Render the material from the line containing "Output each element" through the line containing "text-line: 要求。 [145,883,217,911]", both included, as a JSON list of strings with one string per line, leaving out blank lines.
#### RECORDS TO PROCESS ####
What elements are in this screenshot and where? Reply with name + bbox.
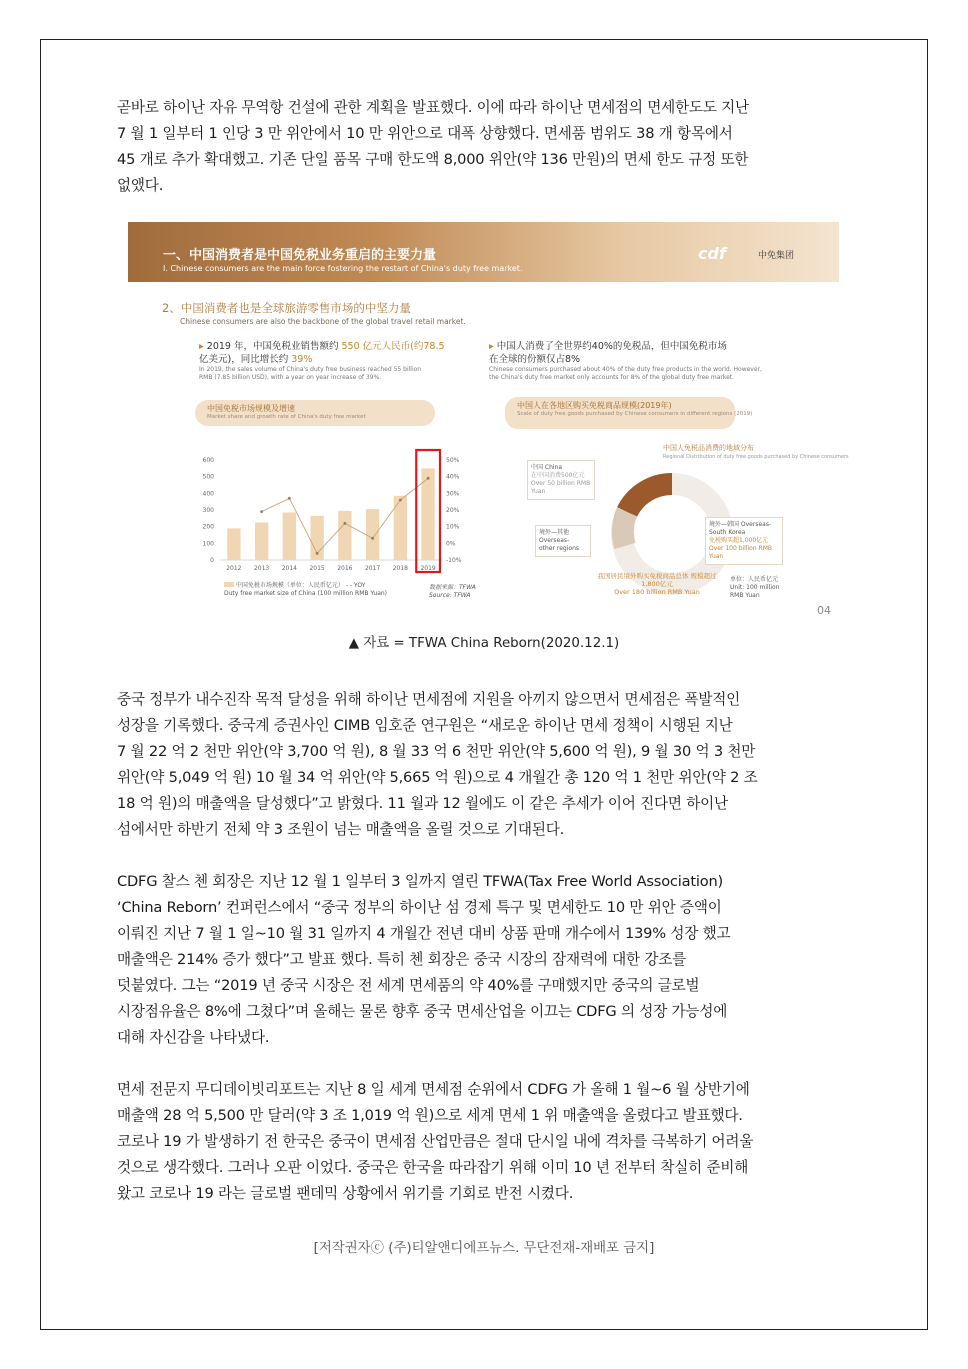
####
#### RECORDS TO PROCESS ####
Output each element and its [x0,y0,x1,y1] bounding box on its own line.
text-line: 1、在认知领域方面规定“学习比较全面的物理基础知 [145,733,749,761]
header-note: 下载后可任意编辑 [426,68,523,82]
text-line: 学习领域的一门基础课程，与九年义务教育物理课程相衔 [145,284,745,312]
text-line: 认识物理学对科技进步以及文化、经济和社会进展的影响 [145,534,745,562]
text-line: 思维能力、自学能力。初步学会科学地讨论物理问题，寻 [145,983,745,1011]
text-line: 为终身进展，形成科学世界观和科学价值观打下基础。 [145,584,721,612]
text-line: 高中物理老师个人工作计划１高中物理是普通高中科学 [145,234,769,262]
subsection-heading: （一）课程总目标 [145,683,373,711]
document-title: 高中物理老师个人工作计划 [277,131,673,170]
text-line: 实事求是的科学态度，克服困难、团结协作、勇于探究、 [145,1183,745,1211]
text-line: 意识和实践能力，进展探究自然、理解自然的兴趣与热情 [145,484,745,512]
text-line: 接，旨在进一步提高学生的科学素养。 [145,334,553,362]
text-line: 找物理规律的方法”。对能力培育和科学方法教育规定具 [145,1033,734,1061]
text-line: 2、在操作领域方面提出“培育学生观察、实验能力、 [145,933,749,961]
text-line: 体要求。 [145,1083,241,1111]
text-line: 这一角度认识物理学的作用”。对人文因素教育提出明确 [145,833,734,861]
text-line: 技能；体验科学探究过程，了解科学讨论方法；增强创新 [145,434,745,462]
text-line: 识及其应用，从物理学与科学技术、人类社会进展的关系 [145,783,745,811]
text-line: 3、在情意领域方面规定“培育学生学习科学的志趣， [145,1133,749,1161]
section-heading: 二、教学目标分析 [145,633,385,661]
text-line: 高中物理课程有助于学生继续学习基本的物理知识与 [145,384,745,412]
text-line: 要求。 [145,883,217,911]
####
**RESPONSE TO THIS EXERCISE:**
[
  "Output each element and its [x0,y0,x1,y1] bounding box on its own line.",
  "text-line: 1、在认知领域方面规定“学习比较全面的物理基础知 [145,733,749,761]",
  "header-note: 下载后可任意编辑 [426,68,523,82]",
  "text-line: 学习领域的一门基础课程，与九年义务教育物理课程相衔 [145,284,745,312]",
  "text-line: 认识物理学对科技进步以及文化、经济和社会进展的影响 [145,534,745,562]",
  "text-line: 思维能力、自学能力。初步学会科学地讨论物理问题，寻 [145,983,745,1011]",
  "text-line: 为终身进展，形成科学世界观和科学价值观打下基础。 [145,584,721,612]",
  "text-line: 高中物理老师个人工作计划１高中物理是普通高中科学 [145,234,769,262]",
  "subsection-heading: （一）课程总目标 [145,683,373,711]",
  "document-title: 高中物理老师个人工作计划 [277,131,673,170]",
  "text-line: 实事求是的科学态度，克服困难、团结协作、勇于探究、 [145,1183,745,1211]",
  "text-line: 意识和实践能力，进展探究自然、理解自然的兴趣与热情 [145,484,745,512]",
  "text-line: 接，旨在进一步提高学生的科学素养。 [145,334,553,362]",
  "text-line: 找物理规律的方法”。对能力培育和科学方法教育规定具 [145,1033,734,1061]",
  "text-line: 2、在操作领域方面提出“培育学生观察、实验能力、 [145,933,749,961]",
  "text-line: 体要求。 [145,1083,241,1111]",
  "text-line: 这一角度认识物理学的作用”。对人文因素教育提出明确 [145,833,734,861]",
  "text-line: 技能；体验科学探究过程，了解科学讨论方法；增强创新 [145,434,745,462]",
  "text-line: 识及其应用，从物理学与科学技术、人类社会进展的关系 [145,783,745,811]",
  "text-line: 3、在情意领域方面规定“培育学生学习科学的志趣， [145,1133,749,1161]",
  "section-heading: 二、教学目标分析 [145,633,385,661]",
  "text-line: 高中物理课程有助于学生继续学习基本的物理知识与 [145,384,745,412]",
  "text-line: 要求。 [145,883,217,911]"
]